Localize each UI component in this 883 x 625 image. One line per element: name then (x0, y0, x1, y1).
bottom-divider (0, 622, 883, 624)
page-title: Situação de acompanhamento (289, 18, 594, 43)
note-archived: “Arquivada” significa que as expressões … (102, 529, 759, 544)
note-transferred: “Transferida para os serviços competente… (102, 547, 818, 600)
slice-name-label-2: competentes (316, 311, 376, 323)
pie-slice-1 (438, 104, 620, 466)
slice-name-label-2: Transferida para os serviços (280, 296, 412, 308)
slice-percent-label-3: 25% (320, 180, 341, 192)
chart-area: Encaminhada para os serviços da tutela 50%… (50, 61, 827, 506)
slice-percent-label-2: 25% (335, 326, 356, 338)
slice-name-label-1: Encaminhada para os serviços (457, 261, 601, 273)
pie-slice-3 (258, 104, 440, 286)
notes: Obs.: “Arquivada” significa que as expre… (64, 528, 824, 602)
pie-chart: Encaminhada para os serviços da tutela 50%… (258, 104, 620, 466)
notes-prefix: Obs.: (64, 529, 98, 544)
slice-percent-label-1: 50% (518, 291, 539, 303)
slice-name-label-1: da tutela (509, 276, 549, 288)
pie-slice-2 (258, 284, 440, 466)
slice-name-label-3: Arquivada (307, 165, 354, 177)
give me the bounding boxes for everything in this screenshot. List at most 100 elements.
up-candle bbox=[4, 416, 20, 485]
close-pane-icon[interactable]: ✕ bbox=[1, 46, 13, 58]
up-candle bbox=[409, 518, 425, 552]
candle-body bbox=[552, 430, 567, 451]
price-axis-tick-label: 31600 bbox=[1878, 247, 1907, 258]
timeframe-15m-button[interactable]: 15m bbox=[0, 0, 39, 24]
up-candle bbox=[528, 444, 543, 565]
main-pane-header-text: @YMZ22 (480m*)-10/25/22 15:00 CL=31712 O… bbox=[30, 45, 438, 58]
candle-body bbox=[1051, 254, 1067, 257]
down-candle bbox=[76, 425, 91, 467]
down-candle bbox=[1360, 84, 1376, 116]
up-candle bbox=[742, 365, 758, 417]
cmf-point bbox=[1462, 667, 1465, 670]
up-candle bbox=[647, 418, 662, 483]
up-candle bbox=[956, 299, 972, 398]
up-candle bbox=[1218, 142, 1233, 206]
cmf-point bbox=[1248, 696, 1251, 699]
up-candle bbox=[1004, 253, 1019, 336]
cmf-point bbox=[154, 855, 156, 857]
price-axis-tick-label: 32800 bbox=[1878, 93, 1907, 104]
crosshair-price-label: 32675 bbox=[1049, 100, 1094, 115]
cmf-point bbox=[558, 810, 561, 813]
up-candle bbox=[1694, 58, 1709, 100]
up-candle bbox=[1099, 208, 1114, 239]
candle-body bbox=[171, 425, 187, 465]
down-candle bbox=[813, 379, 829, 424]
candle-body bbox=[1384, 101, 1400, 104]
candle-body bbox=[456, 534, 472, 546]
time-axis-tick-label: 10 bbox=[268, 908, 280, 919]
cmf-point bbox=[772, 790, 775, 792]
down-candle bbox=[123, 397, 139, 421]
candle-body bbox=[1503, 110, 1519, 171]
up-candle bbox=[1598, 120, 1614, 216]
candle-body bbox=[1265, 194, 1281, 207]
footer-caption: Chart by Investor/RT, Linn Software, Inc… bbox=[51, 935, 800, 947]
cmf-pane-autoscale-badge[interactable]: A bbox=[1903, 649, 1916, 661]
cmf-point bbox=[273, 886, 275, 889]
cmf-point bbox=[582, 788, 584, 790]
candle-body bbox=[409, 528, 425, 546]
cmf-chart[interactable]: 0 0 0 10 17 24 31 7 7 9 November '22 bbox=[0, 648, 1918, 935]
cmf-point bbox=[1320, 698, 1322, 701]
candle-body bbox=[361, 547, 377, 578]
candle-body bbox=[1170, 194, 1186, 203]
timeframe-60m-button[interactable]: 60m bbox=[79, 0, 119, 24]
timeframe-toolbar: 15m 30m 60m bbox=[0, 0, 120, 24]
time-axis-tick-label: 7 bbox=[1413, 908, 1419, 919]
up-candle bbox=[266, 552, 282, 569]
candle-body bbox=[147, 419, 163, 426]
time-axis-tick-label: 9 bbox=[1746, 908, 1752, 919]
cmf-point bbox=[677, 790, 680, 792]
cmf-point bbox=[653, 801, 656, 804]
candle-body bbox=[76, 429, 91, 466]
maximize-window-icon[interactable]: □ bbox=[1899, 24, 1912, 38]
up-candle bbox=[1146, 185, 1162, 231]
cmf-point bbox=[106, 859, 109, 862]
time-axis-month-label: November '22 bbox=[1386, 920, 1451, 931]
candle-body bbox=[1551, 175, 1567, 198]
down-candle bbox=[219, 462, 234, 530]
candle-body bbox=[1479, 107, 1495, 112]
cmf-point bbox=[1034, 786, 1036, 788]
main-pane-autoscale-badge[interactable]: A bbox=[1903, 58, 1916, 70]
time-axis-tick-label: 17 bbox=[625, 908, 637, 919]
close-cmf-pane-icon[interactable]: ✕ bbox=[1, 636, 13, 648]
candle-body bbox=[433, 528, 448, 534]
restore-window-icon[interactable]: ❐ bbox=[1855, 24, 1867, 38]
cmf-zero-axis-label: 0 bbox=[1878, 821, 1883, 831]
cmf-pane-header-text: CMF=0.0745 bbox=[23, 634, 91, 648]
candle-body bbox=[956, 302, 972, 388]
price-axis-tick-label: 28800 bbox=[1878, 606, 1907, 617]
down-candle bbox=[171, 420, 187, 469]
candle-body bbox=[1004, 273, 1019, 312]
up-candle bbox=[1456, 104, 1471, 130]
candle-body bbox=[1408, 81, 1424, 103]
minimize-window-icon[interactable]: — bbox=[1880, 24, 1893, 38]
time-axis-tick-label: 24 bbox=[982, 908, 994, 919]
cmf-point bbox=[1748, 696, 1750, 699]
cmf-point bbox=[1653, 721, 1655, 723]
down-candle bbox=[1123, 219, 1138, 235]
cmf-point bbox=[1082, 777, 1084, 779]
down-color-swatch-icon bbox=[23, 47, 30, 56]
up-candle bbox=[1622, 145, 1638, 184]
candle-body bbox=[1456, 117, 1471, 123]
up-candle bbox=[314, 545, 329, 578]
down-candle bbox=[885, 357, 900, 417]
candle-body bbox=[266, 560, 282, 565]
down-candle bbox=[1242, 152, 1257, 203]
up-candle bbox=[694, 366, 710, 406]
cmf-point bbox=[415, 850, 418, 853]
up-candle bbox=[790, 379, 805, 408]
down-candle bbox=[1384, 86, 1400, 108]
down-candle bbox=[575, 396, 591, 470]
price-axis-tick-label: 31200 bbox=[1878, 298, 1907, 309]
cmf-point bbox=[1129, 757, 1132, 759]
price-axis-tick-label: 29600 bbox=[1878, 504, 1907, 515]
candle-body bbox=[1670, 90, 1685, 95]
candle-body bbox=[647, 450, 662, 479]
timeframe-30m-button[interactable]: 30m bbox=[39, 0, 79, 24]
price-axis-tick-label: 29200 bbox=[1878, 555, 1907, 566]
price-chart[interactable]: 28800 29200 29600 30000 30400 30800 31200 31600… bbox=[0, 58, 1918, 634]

● ● ●

- _What the task requires_
Copy every line of the records above word for word, with nothing changed.

- _Output_
Localize each UI component in this 883 x 625 image. One line per element: name then (x0, y0, x1, y1).
bottom-divider (0, 622, 883, 624)
page-title: Situação de acompanhamento (289, 18, 594, 43)
note-archived: “Arquivada” significa que as expressões … (102, 529, 759, 544)
note-transferred: “Transferida para os serviços competente… (102, 547, 818, 600)
slice-name-label-2: competentes (316, 311, 376, 323)
pie-slice-1 (438, 104, 620, 466)
slice-name-label-2: Transferida para os serviços (280, 296, 412, 308)
slice-percent-label-3: 25% (320, 180, 341, 192)
chart-area: Encaminhada para os serviços da tutela 50%… (50, 61, 827, 506)
slice-percent-label-2: 25% (335, 326, 356, 338)
slice-name-label-1: Encaminhada para os serviços (457, 261, 601, 273)
pie-slice-3 (258, 104, 440, 286)
notes: Obs.: “Arquivada” significa que as expre… (64, 528, 824, 602)
pie-chart: Encaminhada para os serviços da tutela 50%… (258, 104, 620, 466)
notes-prefix: Obs.: (64, 529, 98, 544)
slice-percent-label-1: 50% (518, 291, 539, 303)
slice-name-label-1: da tutela (509, 276, 549, 288)
pie-slice-2 (258, 284, 440, 466)
slice-name-label-3: Arquivada (307, 165, 354, 177)
give me the bounding boxes for everything in this screenshot. List at most 100 elements.
up-candle bbox=[4, 416, 20, 485]
close-pane-icon[interactable]: ✕ bbox=[1, 46, 13, 58]
up-candle bbox=[409, 518, 425, 552]
candle-body bbox=[552, 430, 567, 451]
price-axis-tick-label: 31600 bbox=[1878, 247, 1907, 258]
timeframe-15m-button[interactable]: 15m bbox=[0, 0, 39, 24]
up-candle bbox=[528, 444, 543, 565]
main-pane-header-text: @YMZ22 (480m*)-10/25/22 15:00 CL=31712 O… bbox=[30, 45, 438, 58]
candle-body bbox=[1051, 254, 1067, 257]
down-candle bbox=[76, 425, 91, 467]
down-candle bbox=[1360, 84, 1376, 116]
up-candle bbox=[742, 365, 758, 417]
cmf-point bbox=[1462, 667, 1465, 670]
up-candle bbox=[647, 418, 662, 483]
up-candle bbox=[956, 299, 972, 398]
up-candle bbox=[1218, 142, 1233, 206]
cmf-point bbox=[1248, 696, 1251, 699]
up-candle bbox=[1004, 253, 1019, 336]
cmf-point bbox=[154, 855, 156, 857]
price-axis-tick-label: 32800 bbox=[1878, 93, 1907, 104]
crosshair-price-label: 32675 bbox=[1049, 100, 1094, 115]
cmf-point bbox=[558, 810, 561, 813]
up-candle bbox=[1694, 58, 1709, 100]
up-candle bbox=[1099, 208, 1114, 239]
candle-body bbox=[171, 425, 187, 465]
down-candle bbox=[813, 379, 829, 424]
candle-body bbox=[1384, 101, 1400, 104]
candle-body bbox=[456, 534, 472, 546]
time-axis-tick-label: 10 bbox=[268, 908, 280, 919]
cmf-point bbox=[772, 790, 775, 792]
down-candle bbox=[123, 397, 139, 421]
candle-body bbox=[1503, 110, 1519, 171]
up-candle bbox=[1598, 120, 1614, 216]
candle-body bbox=[1265, 194, 1281, 207]
footer-caption: Chart by Investor/RT, Linn Software, Inc… bbox=[51, 935, 800, 947]
cmf-pane-autoscale-badge[interactable]: A bbox=[1903, 649, 1916, 661]
cmf-point bbox=[273, 886, 275, 889]
cmf-point bbox=[582, 788, 584, 790]
candle-body bbox=[409, 528, 425, 546]
cmf-chart[interactable]: 0 0 0 10 17 24 31 7 7 9 November '22 bbox=[0, 648, 1918, 935]
cmf-point bbox=[1320, 698, 1322, 701]
candle-body bbox=[361, 547, 377, 578]
candle-body bbox=[1170, 194, 1186, 203]
timeframe-60m-button[interactable]: 60m bbox=[79, 0, 119, 24]
timeframe-toolbar: 15m 30m 60m bbox=[0, 0, 120, 24]
time-axis-tick-label: 7 bbox=[1413, 908, 1419, 919]
up-candle bbox=[266, 552, 282, 569]
candle-body bbox=[147, 419, 163, 426]
time-axis-tick-label: 9 bbox=[1746, 908, 1752, 919]
cmf-point bbox=[677, 790, 680, 792]
cmf-point bbox=[653, 801, 656, 804]
candle-body bbox=[76, 429, 91, 466]
maximize-window-icon[interactable]: □ bbox=[1899, 24, 1912, 38]
up-candle bbox=[1146, 185, 1162, 231]
cmf-point bbox=[106, 859, 109, 862]
time-axis-month-label: November '22 bbox=[1386, 920, 1451, 931]
candle-body bbox=[1551, 175, 1567, 198]
down-candle bbox=[219, 462, 234, 530]
candle-body bbox=[1479, 107, 1495, 112]
cmf-point bbox=[1034, 786, 1036, 788]
main-pane-autoscale-badge[interactable]: A bbox=[1903, 58, 1916, 70]
time-axis-tick-label: 17 bbox=[625, 908, 637, 919]
close-cmf-pane-icon[interactable]: ✕ bbox=[1, 636, 13, 648]
candle-body bbox=[433, 528, 448, 534]
restore-window-icon[interactable]: ❐ bbox=[1855, 24, 1867, 38]
cmf-zero-axis-label: 0 bbox=[1878, 821, 1883, 831]
cmf-pane-header-text: CMF=0.0745 bbox=[23, 634, 91, 648]
candle-body bbox=[956, 302, 972, 388]
price-axis-tick-label: 28800 bbox=[1878, 606, 1907, 617]
down-candle bbox=[171, 420, 187, 469]
candle-body bbox=[1004, 273, 1019, 312]
up-candle bbox=[1456, 104, 1471, 130]
candle-body bbox=[1408, 81, 1424, 103]
minimize-window-icon[interactable]: — bbox=[1880, 24, 1893, 38]
time-axis-tick-label: 24 bbox=[982, 908, 994, 919]
cmf-point bbox=[1748, 696, 1750, 699]
cmf-point bbox=[1653, 721, 1655, 723]
down-candle bbox=[1123, 219, 1138, 235]
cmf-point bbox=[1082, 777, 1084, 779]
down-color-swatch-icon bbox=[23, 47, 30, 56]
up-candle bbox=[1622, 145, 1638, 184]
candle-body bbox=[1456, 117, 1471, 123]
up-candle bbox=[314, 545, 329, 578]
down-candle bbox=[885, 357, 900, 417]
candle-body bbox=[266, 560, 282, 565]
down-candle bbox=[1242, 152, 1257, 203]
up-candle bbox=[694, 366, 710, 406]
cmf-point bbox=[415, 850, 418, 853]
up-candle bbox=[790, 379, 805, 408]
down-candle bbox=[1384, 86, 1400, 108]
down-candle bbox=[575, 396, 591, 470]
price-axis-tick-label: 31200 bbox=[1878, 298, 1907, 309]
cmf-point bbox=[1129, 757, 1132, 759]
price-axis-tick-label: 29600 bbox=[1878, 504, 1907, 515]
candle-body bbox=[1670, 90, 1685, 95]
candle-body bbox=[647, 450, 662, 479]
timeframe-30m-button[interactable]: 30m bbox=[39, 0, 79, 24]
price-axis-tick-label: 29200 bbox=[1878, 555, 1907, 566]
price-chart[interactable]: 28800 29200 29600 30000 30400 30800 31200 31600… bbox=[0, 58, 1918, 634]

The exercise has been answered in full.